Retype the material word for word.

- **Records supplied**:
'''
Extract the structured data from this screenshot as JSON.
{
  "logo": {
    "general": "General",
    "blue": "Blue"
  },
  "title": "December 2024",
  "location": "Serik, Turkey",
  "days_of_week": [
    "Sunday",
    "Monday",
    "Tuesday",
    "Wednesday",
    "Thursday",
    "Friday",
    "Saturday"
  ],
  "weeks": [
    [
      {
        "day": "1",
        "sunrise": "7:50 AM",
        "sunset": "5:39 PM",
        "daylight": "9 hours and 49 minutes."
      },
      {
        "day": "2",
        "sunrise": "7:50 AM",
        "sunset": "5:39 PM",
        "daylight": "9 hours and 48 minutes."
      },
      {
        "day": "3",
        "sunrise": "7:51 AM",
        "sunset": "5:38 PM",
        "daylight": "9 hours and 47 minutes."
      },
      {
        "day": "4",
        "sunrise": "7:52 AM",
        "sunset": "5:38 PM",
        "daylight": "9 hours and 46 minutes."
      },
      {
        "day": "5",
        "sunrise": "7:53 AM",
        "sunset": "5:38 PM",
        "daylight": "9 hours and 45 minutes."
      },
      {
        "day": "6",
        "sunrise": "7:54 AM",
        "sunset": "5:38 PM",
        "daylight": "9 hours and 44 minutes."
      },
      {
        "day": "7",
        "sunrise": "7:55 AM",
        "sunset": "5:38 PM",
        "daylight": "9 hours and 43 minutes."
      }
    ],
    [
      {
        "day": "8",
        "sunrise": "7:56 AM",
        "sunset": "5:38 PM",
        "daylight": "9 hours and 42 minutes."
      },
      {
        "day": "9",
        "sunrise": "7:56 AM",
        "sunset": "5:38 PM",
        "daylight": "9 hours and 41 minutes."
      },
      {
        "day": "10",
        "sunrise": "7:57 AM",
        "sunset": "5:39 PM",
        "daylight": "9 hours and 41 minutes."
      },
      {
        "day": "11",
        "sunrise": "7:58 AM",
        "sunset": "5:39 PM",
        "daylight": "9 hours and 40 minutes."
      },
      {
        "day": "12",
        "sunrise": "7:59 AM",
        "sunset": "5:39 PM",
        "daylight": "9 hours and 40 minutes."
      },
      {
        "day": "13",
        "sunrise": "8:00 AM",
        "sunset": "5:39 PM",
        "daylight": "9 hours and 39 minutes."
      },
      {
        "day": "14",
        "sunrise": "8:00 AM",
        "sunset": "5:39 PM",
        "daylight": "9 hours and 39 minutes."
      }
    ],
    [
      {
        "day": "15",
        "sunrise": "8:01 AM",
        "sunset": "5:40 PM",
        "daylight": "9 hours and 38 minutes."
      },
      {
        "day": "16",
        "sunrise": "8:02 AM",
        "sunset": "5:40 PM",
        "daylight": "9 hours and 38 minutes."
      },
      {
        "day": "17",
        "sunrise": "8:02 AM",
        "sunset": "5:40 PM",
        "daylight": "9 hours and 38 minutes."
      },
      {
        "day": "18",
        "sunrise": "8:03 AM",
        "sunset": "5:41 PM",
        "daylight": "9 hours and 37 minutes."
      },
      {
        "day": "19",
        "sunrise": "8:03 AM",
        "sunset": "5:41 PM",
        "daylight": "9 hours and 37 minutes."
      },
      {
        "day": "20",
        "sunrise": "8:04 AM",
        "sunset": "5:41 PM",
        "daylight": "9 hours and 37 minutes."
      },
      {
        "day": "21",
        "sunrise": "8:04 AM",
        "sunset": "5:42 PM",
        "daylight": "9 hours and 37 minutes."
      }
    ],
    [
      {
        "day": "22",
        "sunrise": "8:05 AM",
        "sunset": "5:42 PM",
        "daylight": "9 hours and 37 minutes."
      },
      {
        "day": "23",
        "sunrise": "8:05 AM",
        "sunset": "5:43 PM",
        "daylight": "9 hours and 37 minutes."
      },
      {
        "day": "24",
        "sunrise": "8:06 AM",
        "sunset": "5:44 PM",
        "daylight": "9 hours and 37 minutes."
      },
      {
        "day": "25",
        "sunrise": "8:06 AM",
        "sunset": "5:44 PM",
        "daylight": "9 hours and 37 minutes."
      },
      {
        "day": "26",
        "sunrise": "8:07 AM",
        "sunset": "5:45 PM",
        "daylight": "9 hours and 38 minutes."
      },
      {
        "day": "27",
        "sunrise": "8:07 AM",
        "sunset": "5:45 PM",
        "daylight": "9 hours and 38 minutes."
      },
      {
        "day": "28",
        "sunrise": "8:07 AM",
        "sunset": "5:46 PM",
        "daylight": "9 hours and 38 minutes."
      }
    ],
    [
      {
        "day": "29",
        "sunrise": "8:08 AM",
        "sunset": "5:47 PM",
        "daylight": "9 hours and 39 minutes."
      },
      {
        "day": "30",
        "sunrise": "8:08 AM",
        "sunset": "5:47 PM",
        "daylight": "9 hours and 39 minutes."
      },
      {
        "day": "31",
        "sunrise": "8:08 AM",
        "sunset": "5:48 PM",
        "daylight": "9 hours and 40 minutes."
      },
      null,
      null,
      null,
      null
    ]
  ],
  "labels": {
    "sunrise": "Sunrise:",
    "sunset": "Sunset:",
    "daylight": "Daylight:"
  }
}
'''
- **Reply to the exercise**:
Extract the structured data from this screenshot as JSON.
{
  "logo": {
    "general": "General",
    "blue": "Blue"
  },
  "title": "December 2024",
  "location": "Serik, Turkey",
  "days_of_week": [
    "Sunday",
    "Monday",
    "Tuesday",
    "Wednesday",
    "Thursday",
    "Friday",
    "Saturday"
  ],
  "weeks": [
    [
      {
        "day": "1",
        "sunrise": "7:50 AM",
        "sunset": "5:39 PM",
        "daylight": "9 hours and 49 minutes."
      },
      {
        "day": "2",
        "sunrise": "7:50 AM",
        "sunset": "5:39 PM",
        "daylight": "9 hours and 48 minutes."
      },
      {
        "day": "3",
        "sunrise": "7:51 AM",
        "sunset": "5:38 PM",
        "daylight": "9 hours and 47 minutes."
      },
      {
        "day": "4",
        "sunrise": "7:52 AM",
        "sunset": "5:38 PM",
        "daylight": "9 hours and 46 minutes."
      },
      {
        "day": "5",
        "sunrise": "7:53 AM",
        "sunset": "5:38 PM",
        "daylight": "9 hours and 45 minutes."
      },
      {
        "day": "6",
        "sunrise": "7:54 AM",
        "sunset": "5:38 PM",
        "daylight": "9 hours and 44 minutes."
      },
      {
        "day": "7",
        "sunrise": "7:55 AM",
        "sunset": "5:38 PM",
        "daylight": "9 hours and 43 minutes."
      }
    ],
    [
      {
        "day": "8",
        "sunrise": "7:56 AM",
        "sunset": "5:38 PM",
        "daylight": "9 hours and 42 minutes."
      },
      {
        "day": "9",
        "sunrise": "7:56 AM",
        "sunset": "5:38 PM",
        "daylight": "9 hours and 41 minutes."
      },
      {
        "day": "10",
        "sunrise": "7:57 AM",
        "sunset": "5:39 PM",
        "daylight": "9 hours and 41 minutes."
      },
      {
        "day": "11",
        "sunrise": "7:58 AM",
        "sunset": "5:39 PM",
        "daylight": "9 hours and 40 minutes."
      },
      {
        "day": "12",
        "sunrise": "7:59 AM",
        "sunset": "5:39 PM",
        "daylight": "9 hours and 40 minutes."
      },
      {
        "day": "13",
        "sunrise": "8:00 AM",
        "sunset": "5:39 PM",
        "daylight": "9 hours and 39 minutes."
      },
      {
        "day": "14",
        "sunrise": "8:00 AM",
        "sunset": "5:39 PM",
        "daylight": "9 hours and 39 minutes."
      }
    ],
    [
      {
        "day": "15",
        "sunrise": "8:01 AM",
        "sunset": "5:40 PM",
        "daylight": "9 hours and 38 minutes."
      },
      {
        "day": "16",
        "sunrise": "8:02 AM",
        "sunset": "5:40 PM",
        "daylight": "9 hours and 38 minutes."
      },
      {
        "day": "17",
        "sunrise": "8:02 AM",
        "sunset": "5:40 PM",
        "daylight": "9 hours and 38 minutes."
      },
      {
        "day": "18",
        "sunrise": "8:03 AM",
        "sunset": "5:41 PM",
        "daylight": "9 hours and 37 minutes."
      },
      {
        "day": "19",
        "sunrise": "8:03 AM",
        "sunset": "5:41 PM",
        "daylight": "9 hours and 37 minutes."
      },
      {
        "day": "20",
        "sunrise": "8:04 AM",
        "sunset": "5:41 PM",
        "daylight": "9 hours and 37 minutes."
      },
      {
        "day": "21",
        "sunrise": "8:04 AM",
        "sunset": "5:42 PM",
        "daylight": "9 hours and 37 minutes."
      }
    ],
    [
      {
        "day": "22",
        "sunrise": "8:05 AM",
        "sunset": "5:42 PM",
        "daylight": "9 hours and 37 minutes."
      },
      {
        "day": "23",
        "sunrise": "8:05 AM",
        "sunset": "5:43 PM",
        "daylight": "9 hours and 37 minutes."
      },
      {
        "day": "24",
        "sunrise": "8:06 AM",
        "sunset": "5:44 PM",
        "daylight": "9 hours and 37 minutes."
      },
      {
        "day": "25",
        "sunrise": "8:06 AM",
        "sunset": "5:44 PM",
        "daylight": "9 hours and 37 minutes."
      },
      {
        "day": "26",
        "sunrise": "8:07 AM",
        "sunset": "5:45 PM",
        "daylight": "9 hours and 38 minutes."
      },
      {
        "day": "27",
        "sunrise": "8:07 AM",
        "sunset": "5:45 PM",
        "daylight": "9 hours and 38 minutes."
      },
      {
        "day": "28",
        "sunrise": "8:07 AM",
        "sunset": "5:46 PM",
        "daylight": "9 hours and 38 minutes."
      }
    ],
    [
      {
        "day": "29",
        "sunrise": "8:08 AM",
        "sunset": "5:47 PM",
        "daylight": "9 hours and 39 minutes."
      },
      {
        "day": "30",
        "sunrise": "8:08 AM",
        "sunset": "5:47 PM",
        "daylight": "9 hours and 39 minutes."
      },
      {
        "day": "31",
        "sunrise": "8:08 AM",
        "sunset": "5:48 PM",
        "daylight": "9 hours and 40 minutes."
      },
      null,
      null,
      null,
      null
    ]
  ],
  "labels": {
    "sunrise": "Sunrise:",
    "sunset": "Sunset:",
    "daylight": "Daylight:"
  }
}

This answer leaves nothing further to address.